Work to do:
Search the material below for the string "SRMTID" and list each line that holds it.

Provided records:
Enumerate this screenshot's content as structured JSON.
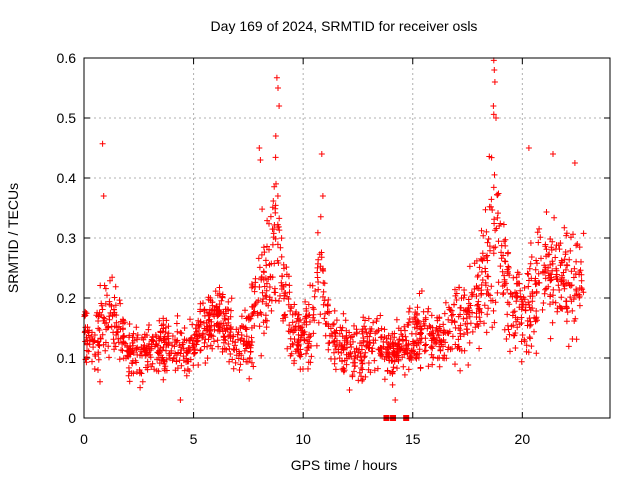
{
  "chart_data": {
    "type": "scatter",
    "title": "Day 169 of 2024, SRMTID for receiver osls",
    "xlabel": "GPS time / hours",
    "ylabel": "SRMTID / TECUs",
    "xlim": [
      0,
      24
    ],
    "ylim": [
      0,
      0.6
    ],
    "xticks": [
      0,
      5,
      10,
      15,
      20
    ],
    "yticks": [
      0,
      0.1,
      0.2,
      0.3,
      0.4,
      0.5,
      0.6
    ],
    "grid": true,
    "marker": "plus",
    "color": "#ff0000",
    "zero_markers_x": [
      13.8,
      14.1,
      14.7
    ],
    "envelope": {
      "x": [
        0.0,
        0.3,
        0.5,
        0.8,
        1.0,
        1.5,
        2.0,
        2.5,
        3.0,
        3.5,
        4.0,
        4.5,
        5.0,
        5.5,
        6.0,
        6.5,
        7.0,
        7.5,
        8.0,
        8.5,
        8.8,
        9.0,
        9.5,
        10.0,
        10.5,
        10.8,
        11.0,
        11.5,
        12.0,
        12.5,
        13.0,
        13.5,
        14.0,
        14.5,
        15.0,
        15.5,
        16.0,
        16.5,
        17.0,
        17.5,
        18.0,
        18.5,
        18.7,
        19.0,
        19.5,
        20.0,
        20.5,
        21.0,
        21.5,
        22.0,
        22.5,
        22.8
      ],
      "center": [
        0.14,
        0.12,
        0.13,
        0.16,
        0.17,
        0.16,
        0.11,
        0.1,
        0.11,
        0.12,
        0.12,
        0.11,
        0.12,
        0.15,
        0.17,
        0.15,
        0.13,
        0.13,
        0.22,
        0.25,
        0.3,
        0.24,
        0.14,
        0.13,
        0.18,
        0.26,
        0.17,
        0.12,
        0.11,
        0.11,
        0.12,
        0.13,
        0.1,
        0.12,
        0.13,
        0.15,
        0.13,
        0.14,
        0.16,
        0.17,
        0.2,
        0.28,
        0.32,
        0.27,
        0.18,
        0.17,
        0.21,
        0.24,
        0.25,
        0.23,
        0.22,
        0.25
      ],
      "spread": [
        0.05,
        0.05,
        0.06,
        0.07,
        0.06,
        0.05,
        0.04,
        0.04,
        0.04,
        0.05,
        0.05,
        0.04,
        0.04,
        0.05,
        0.04,
        0.05,
        0.05,
        0.06,
        0.09,
        0.11,
        0.15,
        0.09,
        0.06,
        0.06,
        0.08,
        0.1,
        0.06,
        0.05,
        0.05,
        0.05,
        0.05,
        0.05,
        0.04,
        0.05,
        0.05,
        0.05,
        0.05,
        0.05,
        0.06,
        0.07,
        0.08,
        0.13,
        0.16,
        0.1,
        0.07,
        0.07,
        0.08,
        0.09,
        0.08,
        0.08,
        0.08,
        0.08
      ]
    },
    "peaks": [
      {
        "x": 0.85,
        "y": 0.457
      },
      {
        "x": 0.9,
        "y": 0.37
      },
      {
        "x": 8.0,
        "y": 0.45
      },
      {
        "x": 8.05,
        "y": 0.43
      },
      {
        "x": 8.8,
        "y": 0.567
      },
      {
        "x": 8.85,
        "y": 0.55
      },
      {
        "x": 8.9,
        "y": 0.52
      },
      {
        "x": 8.75,
        "y": 0.47
      },
      {
        "x": 10.85,
        "y": 0.44
      },
      {
        "x": 10.9,
        "y": 0.37
      },
      {
        "x": 18.7,
        "y": 0.596
      },
      {
        "x": 18.72,
        "y": 0.58
      },
      {
        "x": 18.75,
        "y": 0.56
      },
      {
        "x": 18.68,
        "y": 0.52
      },
      {
        "x": 18.8,
        "y": 0.5
      },
      {
        "x": 20.3,
        "y": 0.45
      },
      {
        "x": 21.4,
        "y": 0.44
      },
      {
        "x": 22.4,
        "y": 0.425
      },
      {
        "x": 14.2,
        "y": 0.03
      },
      {
        "x": 4.4,
        "y": 0.03
      }
    ],
    "n_points": 1800
  }
}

Finished exercise:
    "title": "Day 169 of 2024, SRMTID for receiver osls",
    "ylabel": "SRMTID / TECUs",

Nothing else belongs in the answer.